>>>>>
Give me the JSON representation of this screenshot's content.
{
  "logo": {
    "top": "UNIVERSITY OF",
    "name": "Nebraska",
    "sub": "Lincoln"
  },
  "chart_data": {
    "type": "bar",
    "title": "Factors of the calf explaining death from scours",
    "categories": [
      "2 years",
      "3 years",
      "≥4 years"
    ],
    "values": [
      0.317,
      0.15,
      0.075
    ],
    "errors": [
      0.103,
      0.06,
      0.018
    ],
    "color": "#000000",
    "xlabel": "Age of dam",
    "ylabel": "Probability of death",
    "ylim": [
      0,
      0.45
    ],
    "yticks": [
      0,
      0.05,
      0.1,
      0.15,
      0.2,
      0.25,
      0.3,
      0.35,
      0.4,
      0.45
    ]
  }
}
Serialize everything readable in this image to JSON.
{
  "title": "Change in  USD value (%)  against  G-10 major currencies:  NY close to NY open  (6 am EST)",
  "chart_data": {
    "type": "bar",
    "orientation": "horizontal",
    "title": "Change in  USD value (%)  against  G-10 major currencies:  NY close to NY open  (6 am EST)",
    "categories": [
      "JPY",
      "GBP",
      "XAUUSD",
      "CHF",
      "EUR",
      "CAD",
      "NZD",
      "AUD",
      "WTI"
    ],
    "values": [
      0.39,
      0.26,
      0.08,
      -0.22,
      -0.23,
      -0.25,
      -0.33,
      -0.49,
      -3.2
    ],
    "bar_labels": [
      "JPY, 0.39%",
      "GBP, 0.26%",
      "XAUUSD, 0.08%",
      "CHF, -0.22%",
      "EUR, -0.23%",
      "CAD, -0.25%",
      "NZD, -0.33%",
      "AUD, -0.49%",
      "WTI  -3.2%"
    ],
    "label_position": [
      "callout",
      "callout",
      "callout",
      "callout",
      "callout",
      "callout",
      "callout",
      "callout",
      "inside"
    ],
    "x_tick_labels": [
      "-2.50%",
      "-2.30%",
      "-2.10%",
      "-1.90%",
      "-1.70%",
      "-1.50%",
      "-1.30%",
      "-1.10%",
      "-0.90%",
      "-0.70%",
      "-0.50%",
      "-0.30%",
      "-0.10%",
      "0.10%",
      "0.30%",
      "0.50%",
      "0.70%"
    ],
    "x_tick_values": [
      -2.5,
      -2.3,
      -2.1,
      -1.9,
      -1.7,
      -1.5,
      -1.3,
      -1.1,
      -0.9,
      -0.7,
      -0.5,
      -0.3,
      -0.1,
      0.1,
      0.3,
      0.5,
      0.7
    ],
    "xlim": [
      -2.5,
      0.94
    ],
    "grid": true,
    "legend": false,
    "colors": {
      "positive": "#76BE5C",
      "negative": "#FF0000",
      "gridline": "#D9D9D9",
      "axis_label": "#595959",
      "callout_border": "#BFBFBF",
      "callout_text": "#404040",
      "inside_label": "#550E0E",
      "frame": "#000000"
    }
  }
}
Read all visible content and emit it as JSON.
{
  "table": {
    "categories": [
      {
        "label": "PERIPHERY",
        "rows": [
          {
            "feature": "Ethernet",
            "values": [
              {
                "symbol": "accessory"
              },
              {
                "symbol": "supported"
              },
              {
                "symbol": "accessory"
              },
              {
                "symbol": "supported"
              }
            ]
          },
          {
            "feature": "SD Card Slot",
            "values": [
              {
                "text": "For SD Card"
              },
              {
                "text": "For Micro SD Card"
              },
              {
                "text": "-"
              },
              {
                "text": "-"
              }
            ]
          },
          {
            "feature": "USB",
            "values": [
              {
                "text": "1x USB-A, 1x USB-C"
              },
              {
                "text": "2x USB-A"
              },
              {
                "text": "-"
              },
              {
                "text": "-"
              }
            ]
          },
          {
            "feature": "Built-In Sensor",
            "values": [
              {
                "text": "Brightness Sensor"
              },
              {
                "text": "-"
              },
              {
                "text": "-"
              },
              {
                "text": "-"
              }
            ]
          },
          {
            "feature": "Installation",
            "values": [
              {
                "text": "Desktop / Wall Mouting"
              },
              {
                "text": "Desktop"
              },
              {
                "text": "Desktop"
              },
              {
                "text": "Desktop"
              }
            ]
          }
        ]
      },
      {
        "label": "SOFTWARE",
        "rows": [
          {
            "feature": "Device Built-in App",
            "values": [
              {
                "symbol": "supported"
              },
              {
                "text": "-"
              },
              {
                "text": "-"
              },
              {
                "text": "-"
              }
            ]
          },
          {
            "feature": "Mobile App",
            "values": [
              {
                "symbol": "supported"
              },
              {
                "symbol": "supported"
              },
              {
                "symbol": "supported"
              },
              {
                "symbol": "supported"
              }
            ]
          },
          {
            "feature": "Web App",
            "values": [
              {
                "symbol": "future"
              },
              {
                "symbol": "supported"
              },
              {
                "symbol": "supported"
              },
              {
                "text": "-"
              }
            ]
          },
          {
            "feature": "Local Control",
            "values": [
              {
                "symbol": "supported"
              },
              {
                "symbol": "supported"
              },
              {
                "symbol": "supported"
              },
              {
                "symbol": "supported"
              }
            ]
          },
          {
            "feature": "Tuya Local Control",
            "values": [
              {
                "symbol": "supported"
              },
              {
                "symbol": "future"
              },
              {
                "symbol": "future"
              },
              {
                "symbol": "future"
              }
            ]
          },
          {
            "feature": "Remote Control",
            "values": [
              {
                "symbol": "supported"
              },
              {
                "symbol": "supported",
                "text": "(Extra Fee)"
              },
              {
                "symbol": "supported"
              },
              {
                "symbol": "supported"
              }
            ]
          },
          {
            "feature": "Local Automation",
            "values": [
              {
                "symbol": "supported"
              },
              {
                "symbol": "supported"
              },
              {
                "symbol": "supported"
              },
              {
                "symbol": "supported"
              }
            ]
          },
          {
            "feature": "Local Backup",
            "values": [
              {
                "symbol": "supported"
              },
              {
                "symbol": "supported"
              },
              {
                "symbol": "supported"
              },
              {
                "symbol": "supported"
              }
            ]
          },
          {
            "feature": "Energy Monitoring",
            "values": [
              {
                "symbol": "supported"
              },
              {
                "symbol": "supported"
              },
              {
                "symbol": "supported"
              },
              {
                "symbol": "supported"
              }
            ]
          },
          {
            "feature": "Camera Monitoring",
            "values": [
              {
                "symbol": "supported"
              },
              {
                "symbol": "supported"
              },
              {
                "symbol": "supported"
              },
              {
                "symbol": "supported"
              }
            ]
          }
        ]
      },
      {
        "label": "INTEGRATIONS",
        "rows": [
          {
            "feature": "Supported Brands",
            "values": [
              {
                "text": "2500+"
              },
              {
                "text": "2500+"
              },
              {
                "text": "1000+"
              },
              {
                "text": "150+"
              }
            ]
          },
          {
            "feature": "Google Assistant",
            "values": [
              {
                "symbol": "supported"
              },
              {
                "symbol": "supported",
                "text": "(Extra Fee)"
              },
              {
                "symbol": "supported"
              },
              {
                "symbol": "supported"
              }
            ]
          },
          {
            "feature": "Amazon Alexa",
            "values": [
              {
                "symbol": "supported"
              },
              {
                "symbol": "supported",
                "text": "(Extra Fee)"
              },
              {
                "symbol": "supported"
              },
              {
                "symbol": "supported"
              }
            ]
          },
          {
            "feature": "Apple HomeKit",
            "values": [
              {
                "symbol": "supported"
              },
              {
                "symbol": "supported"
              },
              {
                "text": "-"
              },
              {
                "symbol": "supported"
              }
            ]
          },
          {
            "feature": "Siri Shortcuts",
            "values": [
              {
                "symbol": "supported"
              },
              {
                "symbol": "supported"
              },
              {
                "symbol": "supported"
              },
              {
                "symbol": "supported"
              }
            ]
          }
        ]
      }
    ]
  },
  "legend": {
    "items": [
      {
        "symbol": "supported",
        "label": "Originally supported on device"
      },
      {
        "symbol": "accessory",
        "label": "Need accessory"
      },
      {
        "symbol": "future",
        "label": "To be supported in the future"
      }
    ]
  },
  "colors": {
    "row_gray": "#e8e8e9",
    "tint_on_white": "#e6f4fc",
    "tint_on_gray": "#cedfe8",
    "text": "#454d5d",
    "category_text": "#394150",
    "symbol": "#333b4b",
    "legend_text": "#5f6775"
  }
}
<<<<<
- _Short problem_: All lines holding the word "Local" should be picked out and copied.

- _Right answer_:
            "feature": "Local Control",
            "feature": "Tuya Local Control",
            "feature": "Local Automation",
            "feature": "Local Backup",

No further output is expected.